───── RECORDS TO USE
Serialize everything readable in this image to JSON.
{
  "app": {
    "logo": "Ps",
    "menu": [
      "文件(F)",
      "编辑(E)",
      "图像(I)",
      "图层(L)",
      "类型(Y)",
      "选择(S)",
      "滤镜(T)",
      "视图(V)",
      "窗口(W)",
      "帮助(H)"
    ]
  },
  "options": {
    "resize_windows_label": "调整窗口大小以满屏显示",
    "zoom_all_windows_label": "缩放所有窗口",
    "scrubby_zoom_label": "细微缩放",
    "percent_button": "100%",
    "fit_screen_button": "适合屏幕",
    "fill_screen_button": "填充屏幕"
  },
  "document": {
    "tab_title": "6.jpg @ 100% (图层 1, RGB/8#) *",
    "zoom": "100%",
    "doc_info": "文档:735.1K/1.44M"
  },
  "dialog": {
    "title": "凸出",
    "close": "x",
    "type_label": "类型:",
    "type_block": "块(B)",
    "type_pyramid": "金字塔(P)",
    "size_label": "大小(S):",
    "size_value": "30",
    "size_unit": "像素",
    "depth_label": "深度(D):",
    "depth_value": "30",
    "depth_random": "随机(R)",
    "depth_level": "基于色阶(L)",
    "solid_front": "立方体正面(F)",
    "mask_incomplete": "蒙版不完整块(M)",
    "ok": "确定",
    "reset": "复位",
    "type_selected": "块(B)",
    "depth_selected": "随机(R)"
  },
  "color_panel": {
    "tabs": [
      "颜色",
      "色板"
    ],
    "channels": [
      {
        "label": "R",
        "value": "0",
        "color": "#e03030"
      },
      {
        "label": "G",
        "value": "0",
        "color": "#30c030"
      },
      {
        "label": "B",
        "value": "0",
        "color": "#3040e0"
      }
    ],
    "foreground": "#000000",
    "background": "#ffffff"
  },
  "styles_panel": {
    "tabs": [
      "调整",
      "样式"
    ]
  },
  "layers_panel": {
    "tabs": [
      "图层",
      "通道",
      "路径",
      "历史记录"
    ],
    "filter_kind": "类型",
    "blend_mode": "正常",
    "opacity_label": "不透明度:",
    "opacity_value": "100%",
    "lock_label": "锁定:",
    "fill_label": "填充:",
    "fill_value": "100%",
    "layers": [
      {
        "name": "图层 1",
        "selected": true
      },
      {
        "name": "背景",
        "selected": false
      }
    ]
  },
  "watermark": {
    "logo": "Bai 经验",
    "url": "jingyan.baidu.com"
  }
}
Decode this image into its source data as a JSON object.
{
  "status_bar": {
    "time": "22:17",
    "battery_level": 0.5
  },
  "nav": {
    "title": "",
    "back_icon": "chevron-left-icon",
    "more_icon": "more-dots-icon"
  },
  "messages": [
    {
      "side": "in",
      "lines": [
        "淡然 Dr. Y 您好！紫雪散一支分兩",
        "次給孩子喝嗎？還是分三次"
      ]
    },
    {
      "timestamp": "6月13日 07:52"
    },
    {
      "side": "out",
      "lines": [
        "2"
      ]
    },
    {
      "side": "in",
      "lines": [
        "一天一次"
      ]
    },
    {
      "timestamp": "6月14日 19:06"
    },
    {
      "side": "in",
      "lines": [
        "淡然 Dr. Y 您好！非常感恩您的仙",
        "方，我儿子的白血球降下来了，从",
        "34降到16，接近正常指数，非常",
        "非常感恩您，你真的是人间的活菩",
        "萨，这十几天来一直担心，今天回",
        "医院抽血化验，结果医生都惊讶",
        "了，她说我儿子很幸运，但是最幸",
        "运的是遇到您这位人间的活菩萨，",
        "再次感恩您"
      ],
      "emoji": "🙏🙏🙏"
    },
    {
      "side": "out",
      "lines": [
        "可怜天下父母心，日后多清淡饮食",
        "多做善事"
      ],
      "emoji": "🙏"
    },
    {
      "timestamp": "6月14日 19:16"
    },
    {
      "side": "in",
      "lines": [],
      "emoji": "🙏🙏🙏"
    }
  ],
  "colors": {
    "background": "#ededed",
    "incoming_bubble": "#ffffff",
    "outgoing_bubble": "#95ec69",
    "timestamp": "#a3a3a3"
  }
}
──────────
■ **WRITTEN TASK**
Return each line of the data that contains the string "image".

■ **TASK RESPONSE**
Serialize everything readable in this image to JSON.
Decode this image into its source data as a JSON object.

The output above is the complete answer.